A block of data

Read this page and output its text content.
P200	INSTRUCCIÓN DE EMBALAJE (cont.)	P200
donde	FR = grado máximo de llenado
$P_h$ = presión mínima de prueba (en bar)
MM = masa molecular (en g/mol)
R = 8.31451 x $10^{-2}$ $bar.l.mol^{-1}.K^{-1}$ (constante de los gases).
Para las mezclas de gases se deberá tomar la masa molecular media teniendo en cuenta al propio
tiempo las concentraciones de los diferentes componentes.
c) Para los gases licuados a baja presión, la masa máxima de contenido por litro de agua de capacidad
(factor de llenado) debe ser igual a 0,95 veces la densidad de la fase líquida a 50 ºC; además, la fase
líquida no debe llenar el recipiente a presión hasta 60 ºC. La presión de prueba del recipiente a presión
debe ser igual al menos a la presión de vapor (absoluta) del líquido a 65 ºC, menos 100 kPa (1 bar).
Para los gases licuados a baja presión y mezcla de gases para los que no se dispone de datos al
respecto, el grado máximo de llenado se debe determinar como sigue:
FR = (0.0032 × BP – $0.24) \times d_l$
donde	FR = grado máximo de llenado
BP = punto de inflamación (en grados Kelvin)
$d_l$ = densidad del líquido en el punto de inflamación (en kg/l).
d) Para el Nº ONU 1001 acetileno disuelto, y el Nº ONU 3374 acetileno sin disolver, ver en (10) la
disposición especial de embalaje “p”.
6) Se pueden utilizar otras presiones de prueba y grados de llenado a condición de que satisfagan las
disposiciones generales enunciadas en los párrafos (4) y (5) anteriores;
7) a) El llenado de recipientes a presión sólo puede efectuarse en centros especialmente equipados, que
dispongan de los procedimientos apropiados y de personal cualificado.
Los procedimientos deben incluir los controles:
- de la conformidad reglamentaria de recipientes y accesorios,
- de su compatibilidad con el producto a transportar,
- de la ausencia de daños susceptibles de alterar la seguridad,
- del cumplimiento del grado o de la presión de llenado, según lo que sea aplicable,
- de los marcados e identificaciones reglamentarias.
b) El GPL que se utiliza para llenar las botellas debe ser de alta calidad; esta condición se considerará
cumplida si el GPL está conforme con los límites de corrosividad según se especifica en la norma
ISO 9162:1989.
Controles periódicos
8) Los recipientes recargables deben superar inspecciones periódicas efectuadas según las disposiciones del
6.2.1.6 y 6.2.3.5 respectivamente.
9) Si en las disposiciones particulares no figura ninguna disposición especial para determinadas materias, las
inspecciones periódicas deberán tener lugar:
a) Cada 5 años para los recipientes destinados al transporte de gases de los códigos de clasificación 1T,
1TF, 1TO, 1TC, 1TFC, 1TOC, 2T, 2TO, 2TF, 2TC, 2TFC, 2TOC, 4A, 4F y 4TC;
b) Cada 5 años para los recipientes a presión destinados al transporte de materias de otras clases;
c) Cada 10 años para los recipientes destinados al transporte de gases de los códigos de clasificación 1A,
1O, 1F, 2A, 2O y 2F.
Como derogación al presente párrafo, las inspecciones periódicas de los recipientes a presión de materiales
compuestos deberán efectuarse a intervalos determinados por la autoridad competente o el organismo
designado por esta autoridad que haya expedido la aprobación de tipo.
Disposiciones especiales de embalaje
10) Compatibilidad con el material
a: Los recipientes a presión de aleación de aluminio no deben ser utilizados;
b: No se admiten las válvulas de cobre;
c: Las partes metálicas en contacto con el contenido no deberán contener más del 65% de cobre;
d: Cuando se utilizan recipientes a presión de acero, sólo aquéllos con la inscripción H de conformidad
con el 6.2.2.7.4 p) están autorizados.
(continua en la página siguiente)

**SHORT EXERCISE:**
Return all lines containing the word "Cada".

**WRITTEN SOLUTION:**
a) Cada 5 años para los recipientes destinados al transporte de gases de los códigos de clasificación 1T,
b) Cada 5 años para los recipientes a presión destinados al transporte de materias de otras clases;
c) Cada 10 años para los recipientes destinados al transporte de gases de los códigos de clasificación 1A,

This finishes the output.